— Start —

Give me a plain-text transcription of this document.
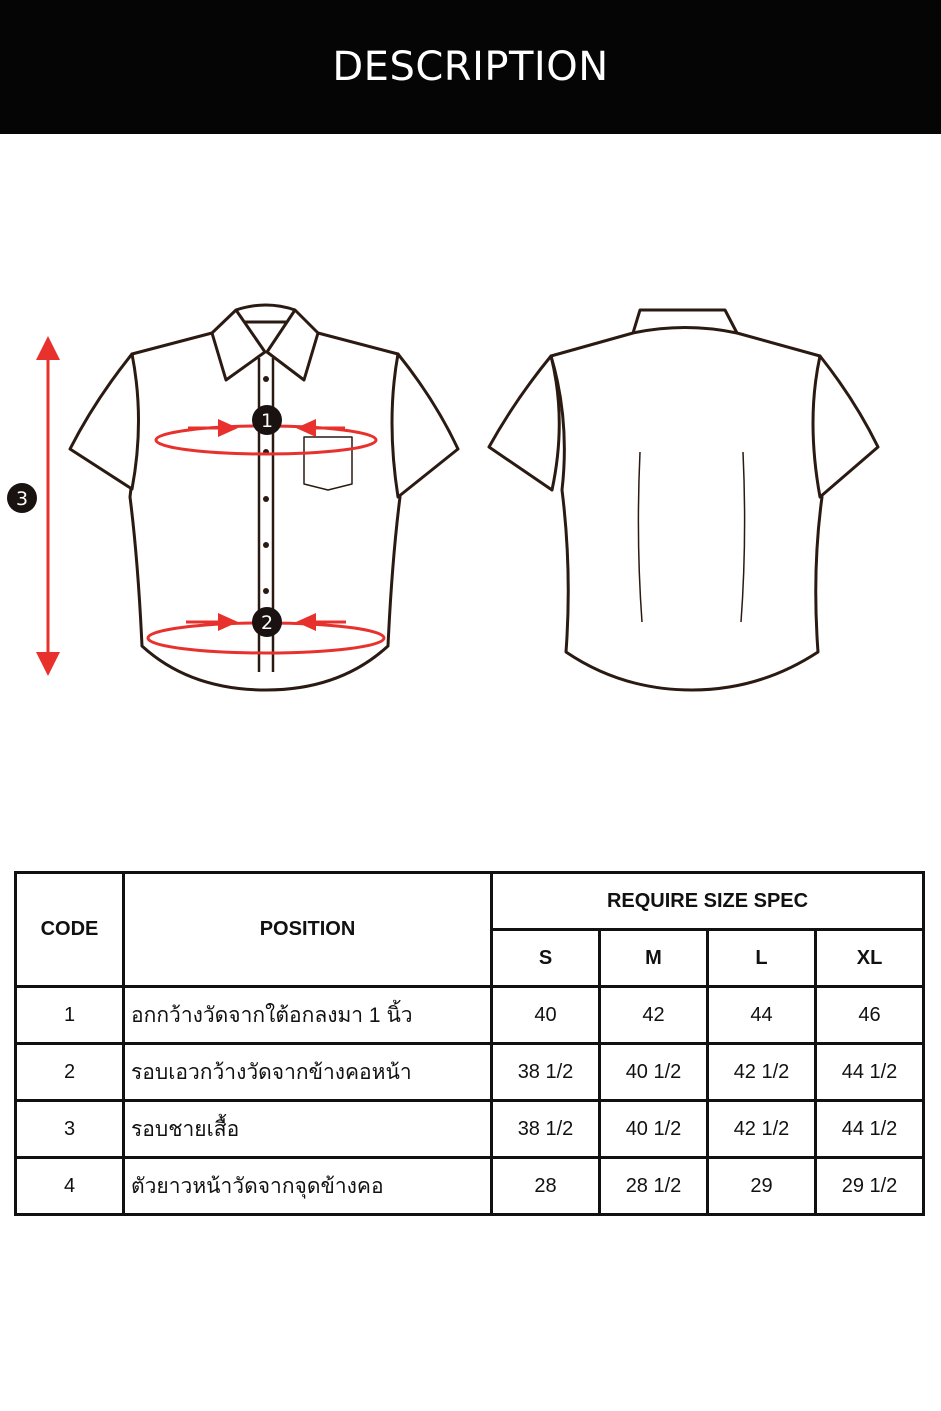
DESCRIPTION
1
2
3
CODE	POSITION	REQUIRE SIZE SPEC			
		S	M	L	XL
1	อกกว้างวัดจากใต้อกลงมา 1 นิ้ว	40	42	44	46
2	รอบเอวกว้างวัดจากข้างคอหน้า	38 1/2	40 1/2	42 1/2	44 1/2
3	รอบชายเสื้อ	38 1/2	40 1/2	42 1/2	44 1/2
4	ตัวยาวหน้าวัดจากจุดข้างคอ	28	28 1/2	29	29 1/2
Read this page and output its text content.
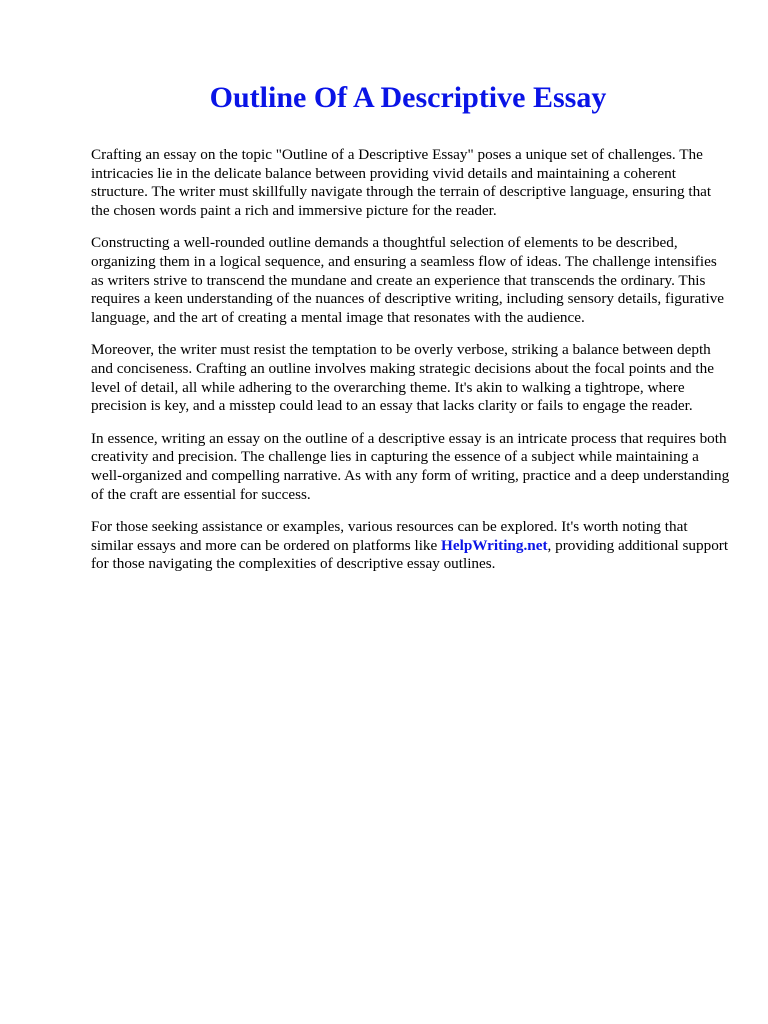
Outline Of A Descriptive Essay

Crafting an essay on the topic "Outline of a Descriptive Essay" poses a unique set of challenges. The intricacies lie in the delicate balance between providing vivid details and maintaining a coherent structure. The writer must skillfully navigate through the terrain of descriptive language, ensuring that the chosen words paint a rich and immersive picture for the reader.

Constructing a well-rounded outline demands a thoughtful selection of elements to be described, organizing them in a logical sequence, and ensuring a seamless flow of ideas. The challenge intensifies as writers strive to transcend the mundane and create an experience that transcends the ordinary. This requires a keen understanding of the nuances of descriptive writing, including sensory details, figurative language, and the art of creating a mental image that resonates with the audience.

Moreover, the writer must resist the temptation to be overly verbose, striking a balance between depth and conciseness. Crafting an outline involves making strategic decisions about the focal points and the level of detail, all while adhering to the overarching theme. It's akin to walking a tightrope, where precision is key, and a misstep could lead to an essay that lacks clarity or fails to engage the reader.

In essence, writing an essay on the outline of a descriptive essay is an intricate process that requires both creativity and precision. The challenge lies in capturing the essence of a subject while maintaining a well-organized and compelling narrative. As with any form of writing, practice and a deep understanding of the craft are essential for success.

For those seeking assistance or examples, various resources can be explored. It's worth noting that similar essays and more can be ordered on platforms like HelpWriting.net, providing additional support for those navigating the complexities of descriptive essay outlines.
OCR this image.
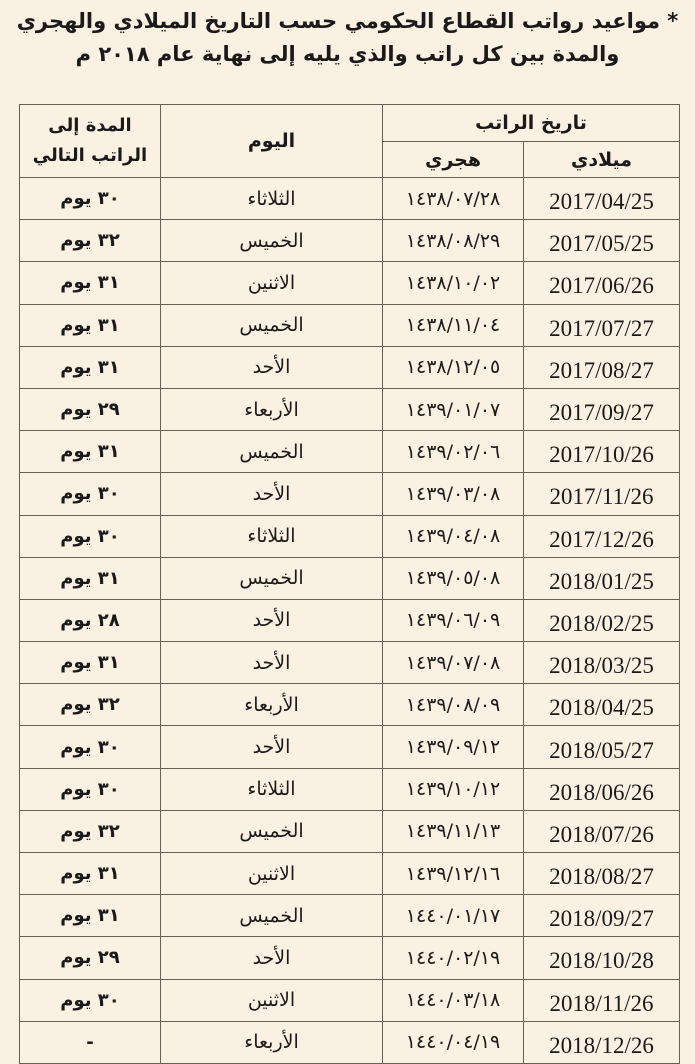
* مواعيد رواتب القطاع الحكومي حسب التاريخ الميلادي والهجري
والمدة بين كل راتب والذي يليه إلى نهاية عام ٢٠١٨ م
تاريخ الراتب		اليوم	المدة إلى
الراتب التالي

ميلادي	هجري		
2017/04/25	١٤٣٨/٠٧/٢٨	الثلاثاء	٣٠ يوم
2017/05/25	١٤٣٨/٠٨/٢٩	الخميس	٣٢ يوم
2017/06/26	١٤٣٨/١٠/٠٢	الاثنين	٣١ يوم
2017/07/27	١٤٣٨/١١/٠٤	الخميس	٣١ يوم
2017/08/27	١٤٣٨/١٢/٠٥	الأحد	٣١ يوم
2017/09/27	١٤٣٩/٠١/٠٧	الأربعاء	٢٩ يوم
2017/10/26	١٤٣٩/٠٢/٠٦	الخميس	٣١ يوم
2017/11/26	١٤٣٩/٠٣/٠٨	الأحد	٣٠ يوم
2017/12/26	١٤٣٩/٠٤/٠٨	الثلاثاء	٣٠ يوم
2018/01/25	١٤٣٩/٠٥/٠٨	الخميس	٣١ يوم
2018/02/25	١٤٣٩/٠٦/٠٩	الأحد	٢٨ يوم
2018/03/25	١٤٣٩/٠٧/٠٨	الأحد	٣١ يوم
2018/04/25	١٤٣٩/٠٨/٠٩	الأربعاء	٣٢ يوم
2018/05/27	١٤٣٩/٠٩/١٢	الأحد	٣٠ يوم
2018/06/26	١٤٣٩/١٠/١٢	الثلاثاء	٣٠ يوم
2018/07/26	١٤٣٩/١١/١٣	الخميس	٣٢ يوم
2018/08/27	١٤٣٩/١٢/١٦	الاثنين	٣١ يوم
2018/09/27	١٤٤٠/٠١/١٧	الخميس	٣١ يوم
2018/10/28	١٤٤٠/٠٢/١٩	الأحد	٢٩ يوم
2018/11/26	١٤٤٠/٠٣/١٨	الاثنين	٣٠ يوم
2018/12/26	١٤٤٠/٠٤/١٩	الأربعاء	-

— End —

Stated problem = Check each line above for the word "precision", and copy the lines where it appears.

Exercise answer =
Moreover, the writer must resist the temptation to be overly verbose, striking a balance between depth and conciseness. Crafting an outline involves making strategic decisions about the focal points and the level of detail, all while adhering to the overarching theme. It's akin to walking a tightrope, where precision is key, and a misstep could lead to an essay that lacks clarity or fails to engage the reader.
In essence, writing an essay on the outline of a descriptive essay is an intricate process that requires both creativity and precision. The challenge lies in capturing the essence of a subject while maintaining a well-organized and compelling narrative. As with any form of writing, practice and a deep understanding of the craft are essential for success.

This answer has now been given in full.